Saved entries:
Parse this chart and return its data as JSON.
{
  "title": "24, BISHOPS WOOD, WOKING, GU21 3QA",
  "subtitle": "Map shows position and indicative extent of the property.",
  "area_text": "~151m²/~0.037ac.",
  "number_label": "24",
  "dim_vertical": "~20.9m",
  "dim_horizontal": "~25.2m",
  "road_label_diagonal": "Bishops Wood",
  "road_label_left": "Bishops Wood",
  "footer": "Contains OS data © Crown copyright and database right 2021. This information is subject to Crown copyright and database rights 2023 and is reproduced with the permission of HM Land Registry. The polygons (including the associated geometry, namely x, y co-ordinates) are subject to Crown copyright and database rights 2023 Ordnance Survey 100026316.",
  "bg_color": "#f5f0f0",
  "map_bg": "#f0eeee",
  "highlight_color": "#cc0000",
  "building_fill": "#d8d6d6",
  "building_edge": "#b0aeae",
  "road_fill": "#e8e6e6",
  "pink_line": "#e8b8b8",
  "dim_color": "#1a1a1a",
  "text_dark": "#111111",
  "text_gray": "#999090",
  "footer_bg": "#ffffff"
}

...

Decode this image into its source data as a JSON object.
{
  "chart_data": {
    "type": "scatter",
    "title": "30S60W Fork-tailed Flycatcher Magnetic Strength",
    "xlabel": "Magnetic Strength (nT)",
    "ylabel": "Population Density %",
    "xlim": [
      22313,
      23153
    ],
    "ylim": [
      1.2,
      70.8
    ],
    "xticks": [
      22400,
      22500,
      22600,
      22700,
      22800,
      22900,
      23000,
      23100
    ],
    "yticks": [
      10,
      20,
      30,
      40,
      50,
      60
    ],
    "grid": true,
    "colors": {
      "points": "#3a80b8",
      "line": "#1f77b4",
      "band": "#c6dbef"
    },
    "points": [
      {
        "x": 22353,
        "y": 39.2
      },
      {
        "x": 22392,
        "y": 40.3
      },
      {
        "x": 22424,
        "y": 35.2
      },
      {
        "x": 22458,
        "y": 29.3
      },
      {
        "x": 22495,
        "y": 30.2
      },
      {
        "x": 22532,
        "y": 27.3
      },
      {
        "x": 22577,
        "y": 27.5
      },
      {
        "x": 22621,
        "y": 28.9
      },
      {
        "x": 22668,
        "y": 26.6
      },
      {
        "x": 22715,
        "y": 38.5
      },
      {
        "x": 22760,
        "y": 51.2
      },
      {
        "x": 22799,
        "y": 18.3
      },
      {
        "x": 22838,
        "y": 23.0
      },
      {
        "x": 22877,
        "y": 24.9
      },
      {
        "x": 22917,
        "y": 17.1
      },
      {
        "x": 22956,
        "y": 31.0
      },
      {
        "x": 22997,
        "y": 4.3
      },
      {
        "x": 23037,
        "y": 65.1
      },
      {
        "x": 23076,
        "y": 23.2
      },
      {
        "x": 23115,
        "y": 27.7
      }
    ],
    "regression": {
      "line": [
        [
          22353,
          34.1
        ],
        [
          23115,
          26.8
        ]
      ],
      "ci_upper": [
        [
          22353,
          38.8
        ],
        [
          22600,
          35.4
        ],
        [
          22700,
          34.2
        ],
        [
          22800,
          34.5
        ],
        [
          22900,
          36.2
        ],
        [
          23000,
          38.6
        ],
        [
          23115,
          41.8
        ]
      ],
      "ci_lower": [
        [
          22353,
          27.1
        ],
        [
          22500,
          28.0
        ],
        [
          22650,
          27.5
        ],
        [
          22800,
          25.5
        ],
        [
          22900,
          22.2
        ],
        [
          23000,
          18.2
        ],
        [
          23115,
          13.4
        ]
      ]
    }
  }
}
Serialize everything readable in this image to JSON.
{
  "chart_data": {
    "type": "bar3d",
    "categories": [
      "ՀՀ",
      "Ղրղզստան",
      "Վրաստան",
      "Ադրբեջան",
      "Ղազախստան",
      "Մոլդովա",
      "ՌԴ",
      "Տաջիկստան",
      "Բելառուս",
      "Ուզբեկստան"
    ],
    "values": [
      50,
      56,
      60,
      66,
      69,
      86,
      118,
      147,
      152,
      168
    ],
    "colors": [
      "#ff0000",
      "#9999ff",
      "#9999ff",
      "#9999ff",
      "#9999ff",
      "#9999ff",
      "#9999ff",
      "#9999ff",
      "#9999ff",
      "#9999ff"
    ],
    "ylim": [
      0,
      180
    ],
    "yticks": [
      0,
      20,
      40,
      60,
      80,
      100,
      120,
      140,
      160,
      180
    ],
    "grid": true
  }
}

[Task to carry out] Reply with the number of lines in the data that include the string "JSON" and nothing else.

[Solution for this exercise] 3